Stated exercise - Read the material below and tally how many lines hold the word "merkitys", giving the number and nothing else.

Records contained in a dataset:
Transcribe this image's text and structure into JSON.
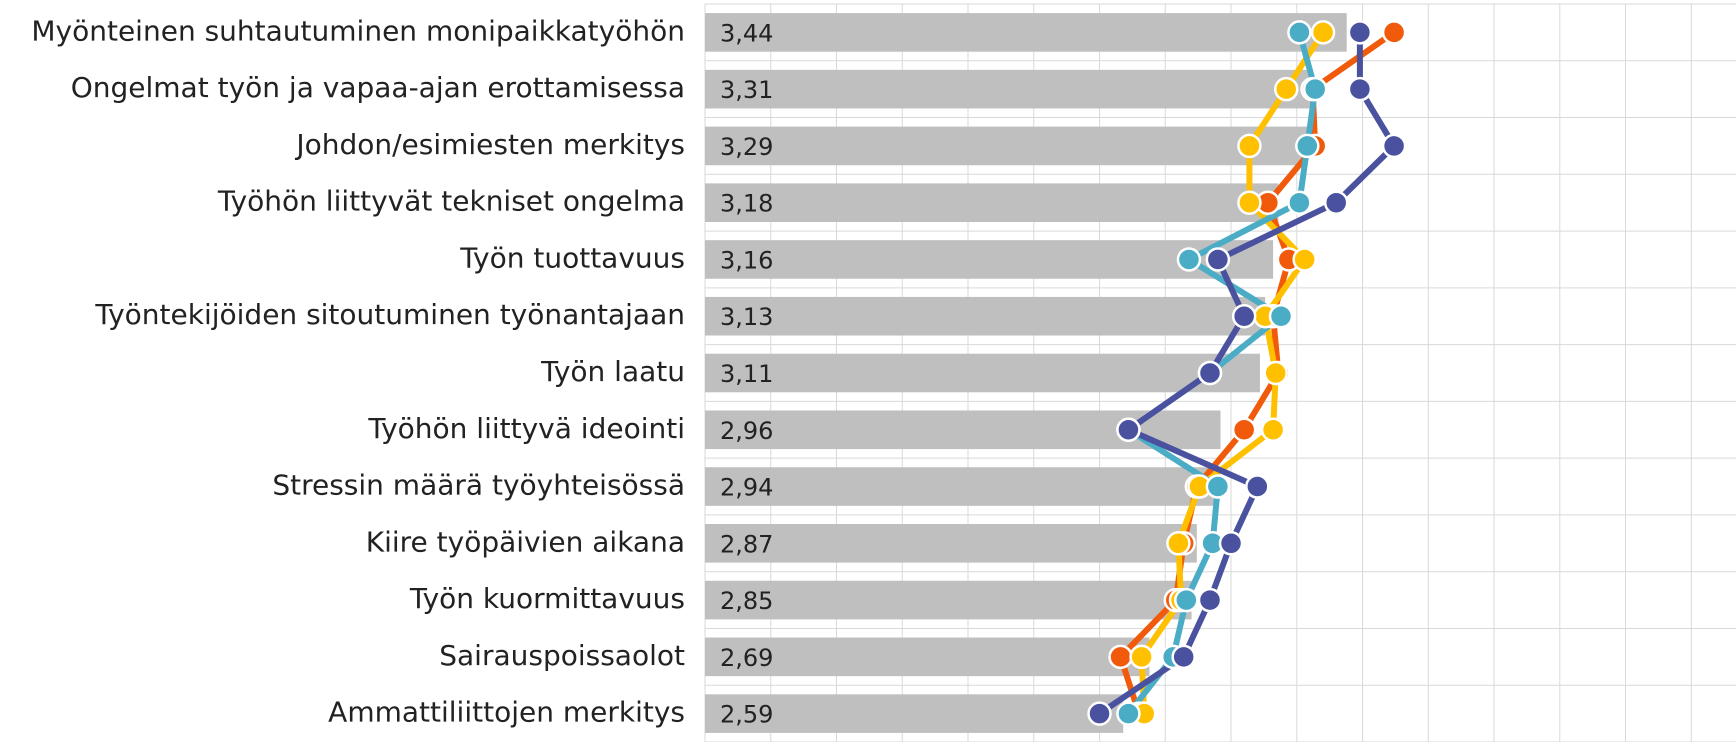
{
  "chart_data": {
    "type": "bar-line",
    "categories": [
      "Myönteinen suhtautuminen monipaikkatyöhön",
      "Ongelmat työn ja vapaa-ajan erottamisessa",
      "Johdon/esimiesten merkitys",
      "Työhön liittyvät tekniset ongelma",
      "Työn tuottavuus",
      "Työntekijöiden sitoutuminen työnantajaan",
      "Työn laatu",
      "Työhön liittyvä ideointi",
      "Stressin määrä työyhteisössä",
      "Kiire työpäivien aikana",
      "Työn kuormittavuus",
      "Sairauspoissaolot",
      "Ammattiliittojen merkitys"
    ],
    "values": [
      3.44,
      3.31,
      3.29,
      3.18,
      3.16,
      3.13,
      3.11,
      2.96,
      2.94,
      2.87,
      2.85,
      2.69,
      2.59
    ],
    "value_labels": [
      "3,44",
      "3,31",
      "3,29",
      "3,18",
      "3,16",
      "3,13",
      "3,11",
      "2,96",
      "2,94",
      "2,87",
      "2,85",
      "2,69",
      "2,59"
    ],
    "color": "#bfbfbf",
    "series": [
      {
        "color": "#f05a0a",
        "values": [
          3.62,
          3.31,
          3.32,
          3.14,
          3.22,
          3.16,
          3.18,
          3.05,
          2.87,
          2.82,
          2.79,
          2.58,
          2.65
        ]
      },
      {
        "color": "#ffc000",
        "values": [
          3.35,
          3.21,
          3.07,
          3.07,
          3.28,
          3.13,
          3.17,
          3.16,
          2.88,
          2.8,
          2.81,
          2.66,
          2.67
        ]
      },
      {
        "color": "#4bacc6",
        "values": [
          3.26,
          3.32,
          3.29,
          3.26,
          2.84,
          3.19,
          2.92,
          2.61,
          2.95,
          2.93,
          2.83,
          2.78,
          2.61
        ]
      },
      {
        "color": "#4a529f",
        "values": [
          3.49,
          3.49,
          3.62,
          3.4,
          2.95,
          3.05,
          2.92,
          2.61,
          3.1,
          3.0,
          2.92,
          2.82,
          2.5
        ]
      }
    ],
    "xlim": [
      1,
      4.92
    ],
    "xticks": [
      1,
      1.25,
      1.5,
      1.75,
      2,
      2.25,
      2.5,
      2.75,
      3,
      3.25,
      3.5,
      3.75,
      4,
      4.25,
      4.5,
      4.75
    ],
    "grid": true
  }
}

In response - 2